原文抜粋 –
↓↓↓

第十回「八咫烏杯」結果発表
漫画誌ハルタの新人賞「八咫烏杯」。第十回で選出された8名はこちらです。
精彩を放つ新鋭たちのこれからの活躍に、どうぞご期待ください!
(受賞作品は2025年11月14日発売のハルタ129号より順次掲載予定です。追って、当サイト上でも公開いたします)
受賞作品
あらすじ
20年前に死んだ親友が、いまだに夢に現れる。結婚して子どもも生まれたのに、心はあの頃に置き去りのまま、時だけが過ぎていく――。
編集者からの選評
矛盾を孕んだ人間の複雑な感情を掬い取り、丁寧に描けていました。物事の一面だけに囚われずに、多面的に見ることのできる優しい目を持っている方だと思います。確かな基礎を身につけて、大きく羽ばたいていってほしいです!
作者コメント
身近な人を亡くした時のメモから構想しました。ぐちゃぐちゃな感情が伝われば嬉しいです! 不慣れな作画な上 短いですが、読んでください。

↑↑↑

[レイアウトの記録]

↓↓↓

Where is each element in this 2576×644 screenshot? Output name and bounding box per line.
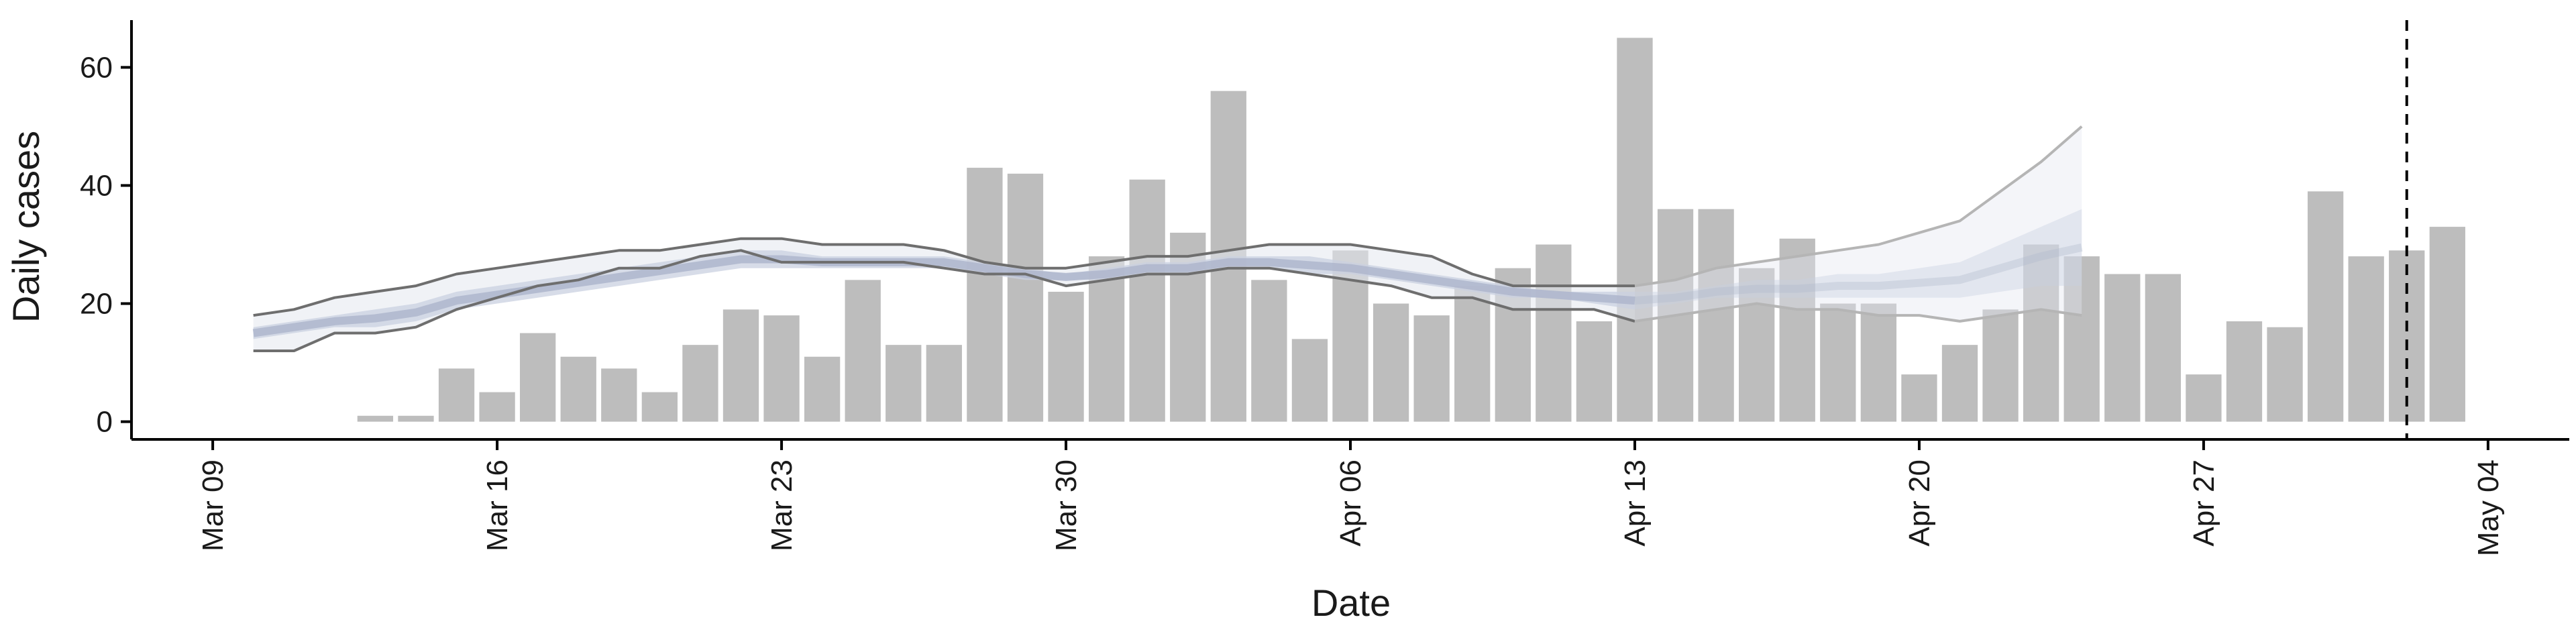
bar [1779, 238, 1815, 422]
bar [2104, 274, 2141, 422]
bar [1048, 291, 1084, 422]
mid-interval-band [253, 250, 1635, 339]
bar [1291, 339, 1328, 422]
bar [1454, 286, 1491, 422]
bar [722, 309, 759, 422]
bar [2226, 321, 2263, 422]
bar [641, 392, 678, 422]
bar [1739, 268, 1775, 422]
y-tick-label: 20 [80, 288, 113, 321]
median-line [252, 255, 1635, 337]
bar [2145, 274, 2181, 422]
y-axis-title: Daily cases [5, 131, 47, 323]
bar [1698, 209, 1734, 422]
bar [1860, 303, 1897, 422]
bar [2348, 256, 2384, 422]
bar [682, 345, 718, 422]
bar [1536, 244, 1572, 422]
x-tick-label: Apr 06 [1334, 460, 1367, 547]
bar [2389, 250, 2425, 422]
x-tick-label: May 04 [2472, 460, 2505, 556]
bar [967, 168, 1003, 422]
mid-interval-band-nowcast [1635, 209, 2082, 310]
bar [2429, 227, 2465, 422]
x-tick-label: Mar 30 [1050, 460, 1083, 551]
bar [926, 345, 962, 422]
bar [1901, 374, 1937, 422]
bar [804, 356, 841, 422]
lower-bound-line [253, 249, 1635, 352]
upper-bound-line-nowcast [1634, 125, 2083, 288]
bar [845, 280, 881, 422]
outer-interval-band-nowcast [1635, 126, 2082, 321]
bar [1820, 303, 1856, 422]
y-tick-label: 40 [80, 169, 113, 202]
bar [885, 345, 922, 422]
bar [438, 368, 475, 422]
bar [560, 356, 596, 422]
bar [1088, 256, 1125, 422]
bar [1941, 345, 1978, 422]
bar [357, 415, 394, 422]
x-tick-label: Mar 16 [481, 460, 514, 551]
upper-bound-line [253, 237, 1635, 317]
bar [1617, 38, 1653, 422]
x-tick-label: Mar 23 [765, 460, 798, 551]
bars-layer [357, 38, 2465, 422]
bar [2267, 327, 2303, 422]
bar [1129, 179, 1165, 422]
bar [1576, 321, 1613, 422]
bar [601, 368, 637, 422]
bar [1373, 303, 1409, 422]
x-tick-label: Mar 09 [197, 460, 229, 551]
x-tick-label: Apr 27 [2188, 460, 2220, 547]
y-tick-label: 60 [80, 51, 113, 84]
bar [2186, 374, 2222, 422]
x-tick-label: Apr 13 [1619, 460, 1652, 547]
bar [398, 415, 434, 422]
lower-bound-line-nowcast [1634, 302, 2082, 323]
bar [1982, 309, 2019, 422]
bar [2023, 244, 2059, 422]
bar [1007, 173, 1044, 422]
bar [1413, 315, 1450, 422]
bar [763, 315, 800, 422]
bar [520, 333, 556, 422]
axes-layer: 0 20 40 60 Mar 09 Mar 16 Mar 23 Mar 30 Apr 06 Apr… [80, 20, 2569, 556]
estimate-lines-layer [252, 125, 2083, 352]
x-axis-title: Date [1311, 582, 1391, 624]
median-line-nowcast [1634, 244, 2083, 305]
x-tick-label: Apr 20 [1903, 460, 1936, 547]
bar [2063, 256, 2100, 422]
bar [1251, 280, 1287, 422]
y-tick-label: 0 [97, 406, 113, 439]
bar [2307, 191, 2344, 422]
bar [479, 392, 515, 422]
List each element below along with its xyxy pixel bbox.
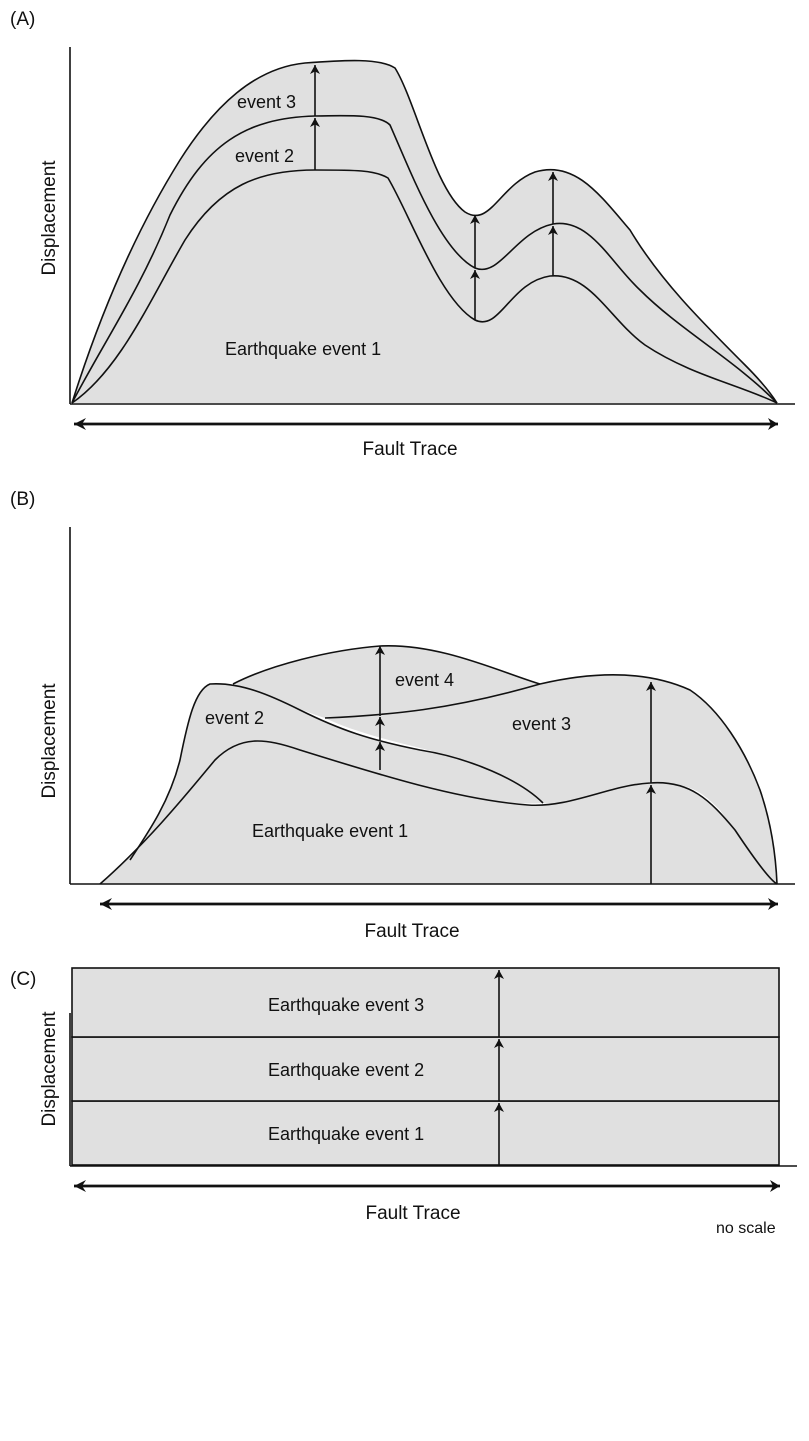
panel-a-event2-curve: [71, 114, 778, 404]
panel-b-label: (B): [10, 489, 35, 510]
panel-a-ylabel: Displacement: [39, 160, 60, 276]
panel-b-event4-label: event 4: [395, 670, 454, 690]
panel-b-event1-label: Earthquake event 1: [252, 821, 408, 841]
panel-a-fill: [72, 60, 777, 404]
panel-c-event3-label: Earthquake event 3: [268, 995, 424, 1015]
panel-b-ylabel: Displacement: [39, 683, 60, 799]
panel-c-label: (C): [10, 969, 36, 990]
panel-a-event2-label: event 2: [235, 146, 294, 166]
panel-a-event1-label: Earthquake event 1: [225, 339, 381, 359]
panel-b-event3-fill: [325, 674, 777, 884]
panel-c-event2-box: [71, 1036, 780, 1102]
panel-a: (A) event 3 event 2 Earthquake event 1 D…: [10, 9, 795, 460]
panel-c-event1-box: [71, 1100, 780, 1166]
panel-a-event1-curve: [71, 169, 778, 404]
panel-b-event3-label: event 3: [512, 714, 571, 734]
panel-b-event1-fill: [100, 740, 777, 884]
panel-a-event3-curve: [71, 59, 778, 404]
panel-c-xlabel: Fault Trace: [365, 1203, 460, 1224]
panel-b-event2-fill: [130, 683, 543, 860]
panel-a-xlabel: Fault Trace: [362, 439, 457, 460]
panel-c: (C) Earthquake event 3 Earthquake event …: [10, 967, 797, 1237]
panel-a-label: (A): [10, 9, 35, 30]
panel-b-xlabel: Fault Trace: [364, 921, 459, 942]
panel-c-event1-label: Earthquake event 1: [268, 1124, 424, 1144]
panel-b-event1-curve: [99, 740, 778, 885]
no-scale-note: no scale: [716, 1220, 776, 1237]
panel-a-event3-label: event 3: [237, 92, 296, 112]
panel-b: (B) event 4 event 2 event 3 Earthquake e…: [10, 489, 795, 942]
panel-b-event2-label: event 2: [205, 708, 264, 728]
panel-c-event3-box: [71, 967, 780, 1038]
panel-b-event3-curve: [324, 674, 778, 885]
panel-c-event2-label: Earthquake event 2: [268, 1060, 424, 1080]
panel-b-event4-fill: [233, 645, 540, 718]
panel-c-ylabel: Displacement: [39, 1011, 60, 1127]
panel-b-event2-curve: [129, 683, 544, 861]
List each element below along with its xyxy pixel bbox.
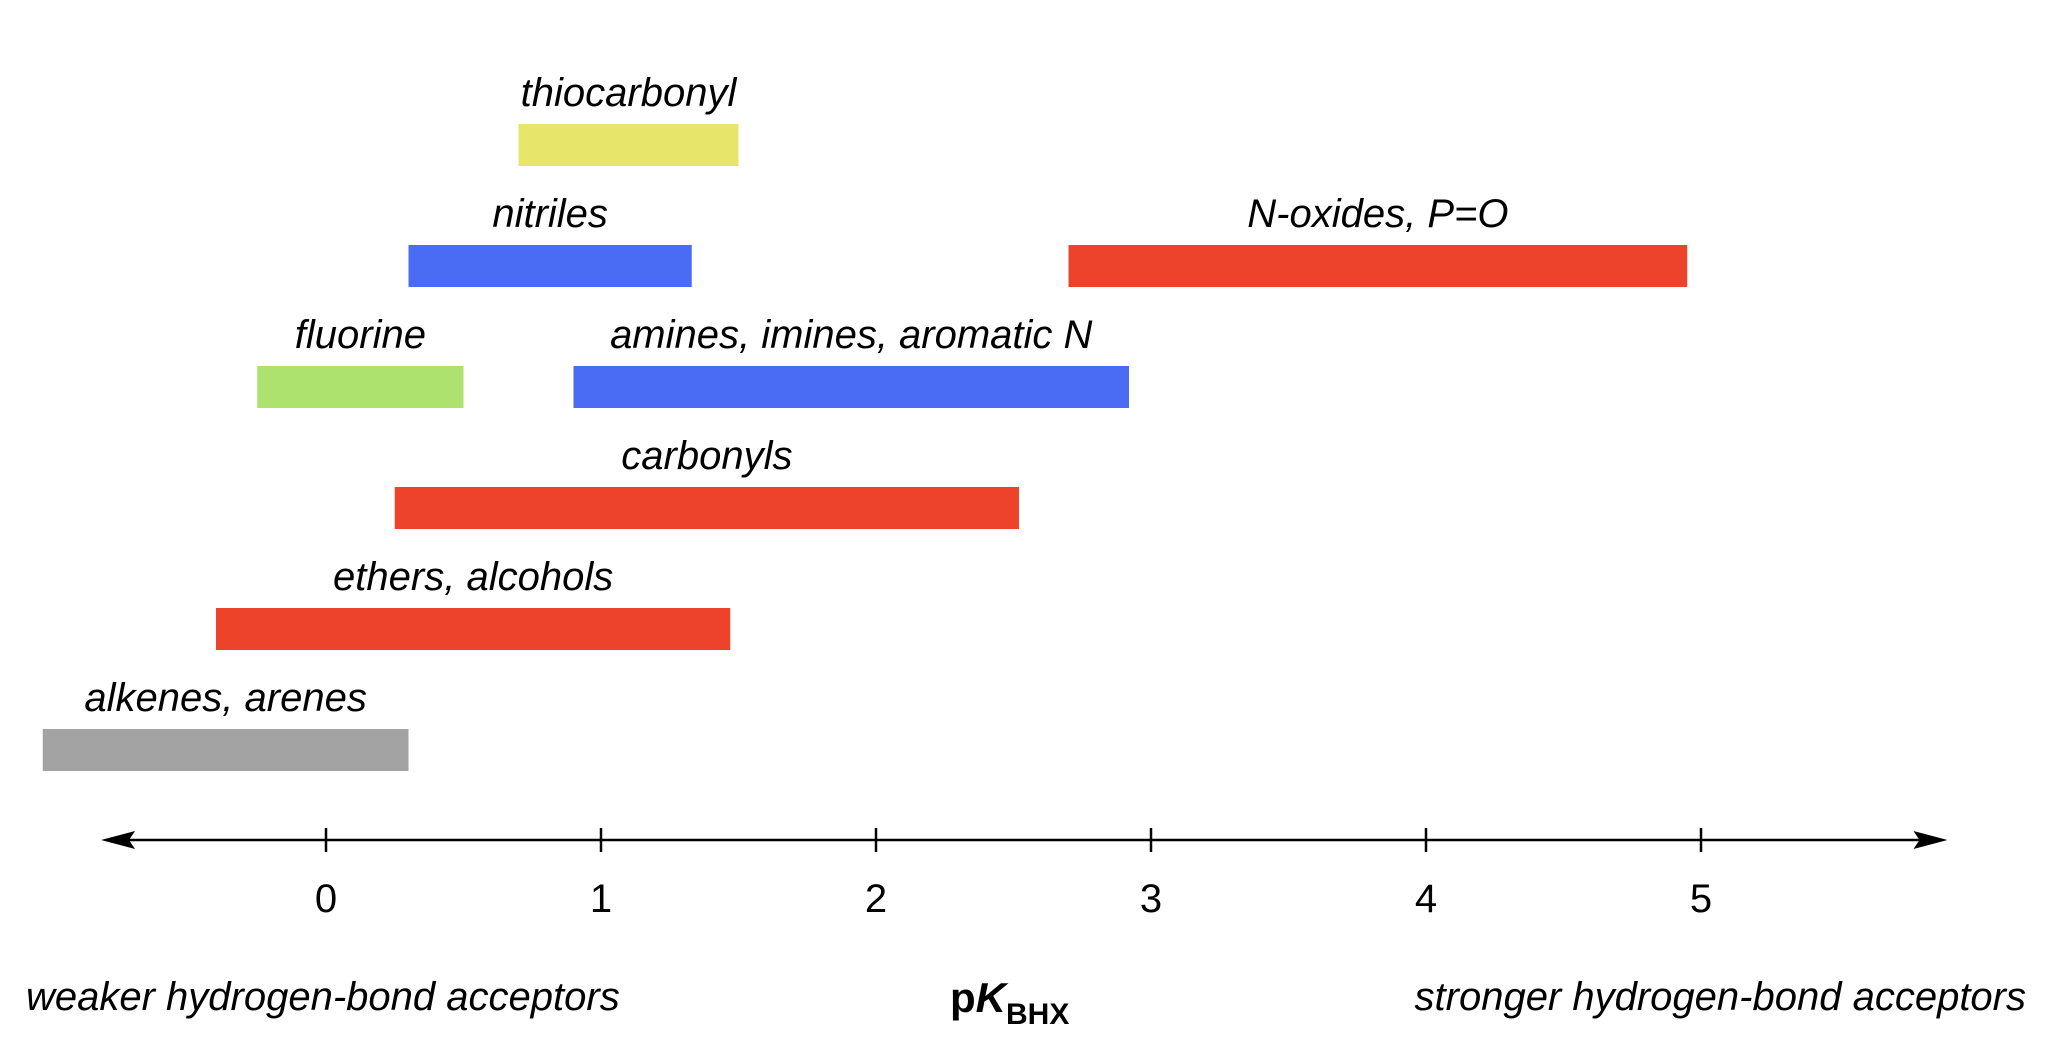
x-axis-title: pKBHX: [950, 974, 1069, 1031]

↑↑↑

練習問題 –
1. 八咫烏杯の発表文について、次の問いに答えてください。
(a) 第十回で選ばれたのは何名か。
(b) 受賞作品の掲載はどの号から始まる予定か。
(c) 作者は何をもとに構想したと述べているか。
2. 八咫烏杯の発表文の続きを、最後の文のあとから書いてください。
レイアウトの行はここでは使いません。

解答 –
1.
(a) 8名。
(b) 2025年11月14日発売のハルタ129号から。
(c) 身近な人を亡くした時のメモ。

2.
あらすじ
地球の生命創造に勤しむ天使たち。魚、陸上生物、鳥、そうして試行錯誤の末に人間が誕生する……が、創造は競争に変わっていく。
編集者からの選評
静かで鋭い語り口が目立っていました。「欲望」というものを描いているのにギトギトせず軽やか、加えてテンポの良いモノローグと愛嬌ある絵柄で読む人のハードルも低めに設計。達者です。創造主たちのコミカルな表情も良かった!
作者コメント
語り手の自慢話のお話です。セリフ無くて大丈夫かなと思っていましたが、主人公も居ないことに気づきました。ご覧頂きありがとうございます。
あらすじ
博士の遺志を胸に月を目指すアンドロイド・シエル。だが“博士の娘”を名乗る人間の登場が、彼女の使命を揺るがす――。
編集者からの選評
博士に寄り添うために生まれたアンドロイドと、愛を求めた娘。同じ人に想いを抱く二人が心を通わせていく姿が温かく美しい。表情で語る描写が上手で、情景の見せ方にもセンスを感じました。次作からその力を一緒に伸ばしていきましょう!
作者コメント
主人公はアンドロイドなので汗も涙も出ませんが人を愛することが出来ます。
あらすじ
いつも一緒にいる狐と狸。「お金を多く稼げたほうが勝ち」というゲームで地道に働く狸に対し、狐は遊女に化けて大金を得ようとする。
編集者からの選評
狐と狸の勝ち誇った表情や掛け合い、キャラクターへの愛情が深く伝わってきました。「勝負」というお話の筋を最後まで崩さず、狐と狸の対比、辻斬りの登場などで読者を飽きさせない工夫がされており、サービス精神を感じます。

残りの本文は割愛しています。